* Given task:
Reproduce each line bearing the word "structured".

* Provided data:
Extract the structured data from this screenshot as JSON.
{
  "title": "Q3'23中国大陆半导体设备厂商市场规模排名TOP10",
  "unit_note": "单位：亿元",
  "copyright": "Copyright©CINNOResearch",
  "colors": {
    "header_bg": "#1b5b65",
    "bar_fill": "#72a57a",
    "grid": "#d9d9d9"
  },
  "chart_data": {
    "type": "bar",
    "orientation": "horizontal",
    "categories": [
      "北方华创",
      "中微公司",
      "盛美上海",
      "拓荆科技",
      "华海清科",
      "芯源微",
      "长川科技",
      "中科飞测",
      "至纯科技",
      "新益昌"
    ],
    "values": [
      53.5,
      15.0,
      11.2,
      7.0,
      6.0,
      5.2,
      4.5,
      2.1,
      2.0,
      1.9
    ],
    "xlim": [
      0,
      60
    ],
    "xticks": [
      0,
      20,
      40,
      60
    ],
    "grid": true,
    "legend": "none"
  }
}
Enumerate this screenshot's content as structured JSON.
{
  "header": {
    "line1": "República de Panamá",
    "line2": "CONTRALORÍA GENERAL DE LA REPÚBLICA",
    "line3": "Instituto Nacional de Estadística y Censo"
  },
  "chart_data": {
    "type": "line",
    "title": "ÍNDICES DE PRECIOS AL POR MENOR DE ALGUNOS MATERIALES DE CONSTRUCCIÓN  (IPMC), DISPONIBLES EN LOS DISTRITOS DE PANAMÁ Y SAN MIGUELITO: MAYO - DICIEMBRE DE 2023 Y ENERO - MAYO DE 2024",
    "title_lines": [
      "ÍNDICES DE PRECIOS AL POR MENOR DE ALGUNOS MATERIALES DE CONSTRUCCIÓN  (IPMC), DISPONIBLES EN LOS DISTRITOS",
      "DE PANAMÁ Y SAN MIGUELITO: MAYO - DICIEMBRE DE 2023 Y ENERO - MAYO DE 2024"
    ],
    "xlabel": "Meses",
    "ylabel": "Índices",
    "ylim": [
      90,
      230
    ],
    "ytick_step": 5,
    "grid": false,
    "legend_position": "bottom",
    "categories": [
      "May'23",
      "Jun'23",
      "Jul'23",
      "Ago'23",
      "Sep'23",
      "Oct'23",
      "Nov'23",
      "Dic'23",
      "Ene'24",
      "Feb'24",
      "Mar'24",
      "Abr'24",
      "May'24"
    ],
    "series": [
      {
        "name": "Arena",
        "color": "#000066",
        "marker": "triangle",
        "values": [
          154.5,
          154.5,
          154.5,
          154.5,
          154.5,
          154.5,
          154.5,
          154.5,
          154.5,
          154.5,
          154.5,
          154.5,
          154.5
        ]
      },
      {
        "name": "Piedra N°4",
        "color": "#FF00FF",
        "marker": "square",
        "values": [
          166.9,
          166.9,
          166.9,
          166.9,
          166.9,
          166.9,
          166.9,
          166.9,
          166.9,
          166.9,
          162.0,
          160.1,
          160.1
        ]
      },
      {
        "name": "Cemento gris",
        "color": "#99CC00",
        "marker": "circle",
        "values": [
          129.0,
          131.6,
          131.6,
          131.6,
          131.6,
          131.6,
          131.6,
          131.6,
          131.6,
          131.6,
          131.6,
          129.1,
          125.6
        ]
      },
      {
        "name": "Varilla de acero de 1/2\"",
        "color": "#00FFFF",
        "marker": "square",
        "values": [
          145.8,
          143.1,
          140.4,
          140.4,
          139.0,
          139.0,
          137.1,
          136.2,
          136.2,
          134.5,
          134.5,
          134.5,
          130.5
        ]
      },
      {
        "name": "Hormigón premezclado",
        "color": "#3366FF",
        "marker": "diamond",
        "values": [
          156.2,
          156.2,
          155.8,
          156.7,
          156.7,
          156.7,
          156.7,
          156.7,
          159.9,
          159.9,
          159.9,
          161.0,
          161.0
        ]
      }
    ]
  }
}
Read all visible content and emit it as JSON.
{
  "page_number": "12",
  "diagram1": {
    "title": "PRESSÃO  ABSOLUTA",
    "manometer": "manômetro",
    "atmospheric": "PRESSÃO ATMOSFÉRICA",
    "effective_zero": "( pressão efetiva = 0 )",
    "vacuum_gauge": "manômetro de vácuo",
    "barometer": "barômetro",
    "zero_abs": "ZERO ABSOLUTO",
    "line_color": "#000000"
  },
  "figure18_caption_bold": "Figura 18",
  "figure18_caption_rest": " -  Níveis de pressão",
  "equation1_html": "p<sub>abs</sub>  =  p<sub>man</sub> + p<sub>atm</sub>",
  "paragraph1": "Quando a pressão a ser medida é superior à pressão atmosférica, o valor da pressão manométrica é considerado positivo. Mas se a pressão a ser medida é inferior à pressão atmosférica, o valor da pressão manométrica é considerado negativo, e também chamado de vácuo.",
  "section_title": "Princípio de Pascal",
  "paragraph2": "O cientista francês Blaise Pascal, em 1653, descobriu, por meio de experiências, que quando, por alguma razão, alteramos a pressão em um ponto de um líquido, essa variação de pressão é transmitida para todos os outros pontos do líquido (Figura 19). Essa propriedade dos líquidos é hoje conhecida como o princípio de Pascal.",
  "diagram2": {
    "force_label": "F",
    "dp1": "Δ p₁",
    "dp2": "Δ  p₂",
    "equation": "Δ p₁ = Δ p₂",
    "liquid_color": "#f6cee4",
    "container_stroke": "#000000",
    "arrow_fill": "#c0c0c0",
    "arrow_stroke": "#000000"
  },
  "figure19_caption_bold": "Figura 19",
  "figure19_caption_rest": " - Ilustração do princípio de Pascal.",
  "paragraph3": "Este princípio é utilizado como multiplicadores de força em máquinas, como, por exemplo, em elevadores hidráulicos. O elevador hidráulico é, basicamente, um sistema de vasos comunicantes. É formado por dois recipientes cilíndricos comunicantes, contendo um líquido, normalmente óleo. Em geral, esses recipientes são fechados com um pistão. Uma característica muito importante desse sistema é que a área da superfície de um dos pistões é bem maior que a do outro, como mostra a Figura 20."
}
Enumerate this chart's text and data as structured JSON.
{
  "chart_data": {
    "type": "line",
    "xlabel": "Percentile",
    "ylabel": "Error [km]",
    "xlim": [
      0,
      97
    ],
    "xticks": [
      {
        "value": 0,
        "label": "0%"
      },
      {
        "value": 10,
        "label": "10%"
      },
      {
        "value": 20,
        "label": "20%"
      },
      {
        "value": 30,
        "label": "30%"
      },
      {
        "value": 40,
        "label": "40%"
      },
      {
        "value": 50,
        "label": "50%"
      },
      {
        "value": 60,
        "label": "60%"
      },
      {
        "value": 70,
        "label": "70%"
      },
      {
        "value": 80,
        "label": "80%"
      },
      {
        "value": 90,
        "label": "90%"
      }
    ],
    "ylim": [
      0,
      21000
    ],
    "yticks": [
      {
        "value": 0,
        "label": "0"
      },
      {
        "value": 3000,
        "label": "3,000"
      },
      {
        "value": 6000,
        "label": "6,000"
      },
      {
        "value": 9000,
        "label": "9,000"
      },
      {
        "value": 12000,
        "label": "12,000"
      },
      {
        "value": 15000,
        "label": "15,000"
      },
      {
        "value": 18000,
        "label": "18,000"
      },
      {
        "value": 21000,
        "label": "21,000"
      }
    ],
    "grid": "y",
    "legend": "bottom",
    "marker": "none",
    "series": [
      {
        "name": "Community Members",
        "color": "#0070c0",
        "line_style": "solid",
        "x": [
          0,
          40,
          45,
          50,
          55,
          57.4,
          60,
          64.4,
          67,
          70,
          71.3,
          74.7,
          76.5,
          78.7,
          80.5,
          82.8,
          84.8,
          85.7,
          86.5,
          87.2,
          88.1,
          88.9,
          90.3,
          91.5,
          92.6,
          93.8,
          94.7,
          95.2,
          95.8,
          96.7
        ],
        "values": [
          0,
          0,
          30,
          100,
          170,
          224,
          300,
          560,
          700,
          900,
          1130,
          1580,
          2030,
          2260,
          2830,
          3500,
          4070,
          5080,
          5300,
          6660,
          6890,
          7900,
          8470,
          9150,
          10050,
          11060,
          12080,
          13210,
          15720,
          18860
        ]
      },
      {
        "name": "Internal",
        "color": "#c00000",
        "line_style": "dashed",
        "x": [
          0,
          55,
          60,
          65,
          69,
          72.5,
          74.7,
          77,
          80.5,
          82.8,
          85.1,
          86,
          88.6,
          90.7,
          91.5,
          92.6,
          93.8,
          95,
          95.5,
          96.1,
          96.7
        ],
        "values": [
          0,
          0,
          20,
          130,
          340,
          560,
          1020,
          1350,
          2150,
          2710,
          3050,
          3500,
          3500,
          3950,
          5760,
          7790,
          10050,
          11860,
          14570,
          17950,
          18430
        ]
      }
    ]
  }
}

* The reply:
Extract the structured data from this screenshot as JSON.
Enumerate this screenshot's content as structured JSON.
Enumerate this chart's text and data as structured JSON.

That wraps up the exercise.